### [TÂCHE]
Présentez toutes les lignes de la liste ci-dessous sous forme de tableau Markdown à deux colonnes, « N° » pour le numéro de rang et « Ligne » pour son texte, en laissant de côté les lignes vides.

Relevés d'annotations de coordonnées:
*-*-*
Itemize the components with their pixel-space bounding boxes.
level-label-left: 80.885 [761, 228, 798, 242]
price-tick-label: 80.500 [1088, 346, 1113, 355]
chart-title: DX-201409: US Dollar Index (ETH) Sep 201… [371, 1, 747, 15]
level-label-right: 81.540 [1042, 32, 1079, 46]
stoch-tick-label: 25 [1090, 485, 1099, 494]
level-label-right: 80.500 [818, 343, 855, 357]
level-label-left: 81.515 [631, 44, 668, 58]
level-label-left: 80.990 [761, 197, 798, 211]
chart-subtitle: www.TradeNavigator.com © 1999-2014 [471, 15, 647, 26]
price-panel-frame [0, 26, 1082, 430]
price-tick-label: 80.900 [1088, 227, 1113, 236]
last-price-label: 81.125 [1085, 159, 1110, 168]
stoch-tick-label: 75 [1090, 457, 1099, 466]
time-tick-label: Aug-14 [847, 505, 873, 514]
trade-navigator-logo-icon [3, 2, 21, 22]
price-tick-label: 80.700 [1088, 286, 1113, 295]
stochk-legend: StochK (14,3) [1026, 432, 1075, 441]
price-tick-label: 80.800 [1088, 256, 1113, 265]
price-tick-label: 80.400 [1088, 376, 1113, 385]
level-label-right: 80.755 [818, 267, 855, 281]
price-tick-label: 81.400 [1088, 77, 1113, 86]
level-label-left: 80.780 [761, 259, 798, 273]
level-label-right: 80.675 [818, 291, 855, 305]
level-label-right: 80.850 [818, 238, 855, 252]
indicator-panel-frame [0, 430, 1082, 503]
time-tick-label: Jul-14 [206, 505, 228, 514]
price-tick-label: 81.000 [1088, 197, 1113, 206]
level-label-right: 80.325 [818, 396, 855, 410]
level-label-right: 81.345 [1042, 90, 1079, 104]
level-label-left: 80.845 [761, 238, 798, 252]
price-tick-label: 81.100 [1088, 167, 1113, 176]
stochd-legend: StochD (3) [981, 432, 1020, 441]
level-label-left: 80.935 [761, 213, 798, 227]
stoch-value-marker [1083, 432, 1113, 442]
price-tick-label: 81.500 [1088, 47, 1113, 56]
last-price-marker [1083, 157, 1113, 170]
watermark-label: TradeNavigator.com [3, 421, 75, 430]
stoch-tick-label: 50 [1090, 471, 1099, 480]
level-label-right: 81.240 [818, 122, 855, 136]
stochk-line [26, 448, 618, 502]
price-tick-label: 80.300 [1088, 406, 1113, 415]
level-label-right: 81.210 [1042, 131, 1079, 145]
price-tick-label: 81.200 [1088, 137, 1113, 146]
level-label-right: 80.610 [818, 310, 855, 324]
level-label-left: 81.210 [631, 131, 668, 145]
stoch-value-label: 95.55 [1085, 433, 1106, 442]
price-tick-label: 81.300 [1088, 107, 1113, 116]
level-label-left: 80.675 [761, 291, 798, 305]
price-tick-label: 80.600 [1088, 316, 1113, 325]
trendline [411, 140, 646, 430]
*-*-*
### [RÉSULTAT OBTENU]
| N° | Ligne |
|---|---|
| 1 | Itemize the components with their pixel-space bounding boxes. |
| 2 | level-label-left: 80.885 [761, 228, 798, 242] |
| 3 | price-tick-label: 80.500 [1088, 346, 1113, 355] |
| 4 | chart-title: DX-201409: US Dollar Index (ETH) Sep 201… [371, 1, 747, 15] |
| 5 | level-label-right: 81.540 [1042, 32, 1079, 46] |
| 6 | stoch-tick-label: 25 [1090, 485, 1099, 494] |
| 7 | level-label-right: 80.500 [818, 343, 855, 357] |
| 8 | level-label-left: 81.515 [631, 44, 668, 58] |
| 9 | level-label-left: 80.990 [761, 197, 798, 211] |
| 10 | chart-subtitle: www.TradeNavigator.com © 1999-2014 [471, 15, 647, 26] |
| 11 | price-panel-frame [0, 26, 1082, 430] |
| 12 | price-tick-label: 80.900 [1088, 227, 1113, 236] |
| 13 | last-price-label: 81.125 [1085, 159, 1110, 168] |
| 14 | stoch-tick-label: 75 [1090, 457, 1099, 466] |
| 15 | time-tick-label: Aug-14 [847, 505, 873, 514] |
| 16 | trade-navigator-logo-icon [3, 2, 21, 22] |
| 17 | price-tick-label: 80.700 [1088, 286, 1113, 295] |
| 18 | stochk-legend: StochK (14,3) [1026, 432, 1075, 441] |
| 19 | price-tick-label: 80.800 [1088, 256, 1113, 265] |
| 20 | price-tick-label: 80.400 [1088, 376, 1113, 385] |
| 21 | level-label-right: 80.755 [818, 267, 855, 281] |
| 22 | price-tick-label: 81.400 [1088, 77, 1113, 86] |
| 23 | level-label-left: 80.780 [761, 259, 798, 273] |
| 24 | level-label-right: 80.675 [818, 291, 855, 305] |
| 25 | level-label-right: 80.850 [818, 238, 855, 252] |
| 26 | indicator-panel-frame [0, 430, 1082, 503] |
| 27 | time-tick-label: Jul-14 [206, 505, 228, 514] |
| 28 | price-tick-label: 81.000 [1088, 197, 1113, 206] |
| 29 | level-label-right: 80.325 [818, 396, 855, 410] |
| 30 | level-label-right: 81.345 [1042, 90, 1079, 104] |
| 31 | level-label-left: 80.845 [761, 238, 798, 252] |
| 32 | price-tick-label: 81.100 [1088, 167, 1113, 176] |
| 33 | stochd-legend: StochD (3) [981, 432, 1020, 441] |
| 34 | level-label-left: 80.935 [761, 213, 798, 227] |
| 35 | stoch-value-marker [1083, 432, 1113, 442] |
| 36 | price-tick-label: 81.500 [1088, 47, 1113, 56] |
| 37 | last-price-marker [1083, 157, 1113, 170] |
| 38 | watermark-label: TradeNavigator.com [3, 421, 75, 430] |
| 39 | stoch-tick-label: 50 [1090, 471, 1099, 480] |
| 40 | level-label-right: 81.240 [818, 122, 855, 136] |
| 41 | stochk-line [26, 448, 618, 502] |
| 42 | price-tick-label: 80.300 [1088, 406, 1113, 415] |
| 43 | level-label-right: 81.210 [1042, 131, 1079, 145] |
| 44 | price-tick-label: 81.200 [1088, 137, 1113, 146] |
| 45 | level-label-right: 80.610 [818, 310, 855, 324] |
| 46 | level-label-left: 81.210 [631, 131, 668, 145] |
| 47 | stoch-value-label: 95.55 [1085, 433, 1106, 442] |
| 48 | price-tick-label: 81.300 [1088, 107, 1113, 116] |
| 49 | level-label-left: 80.675 [761, 291, 798, 305] |
| 50 | price-tick-label: 80.600 [1088, 316, 1113, 325] |
| 51 | trendline [411, 140, 646, 430] |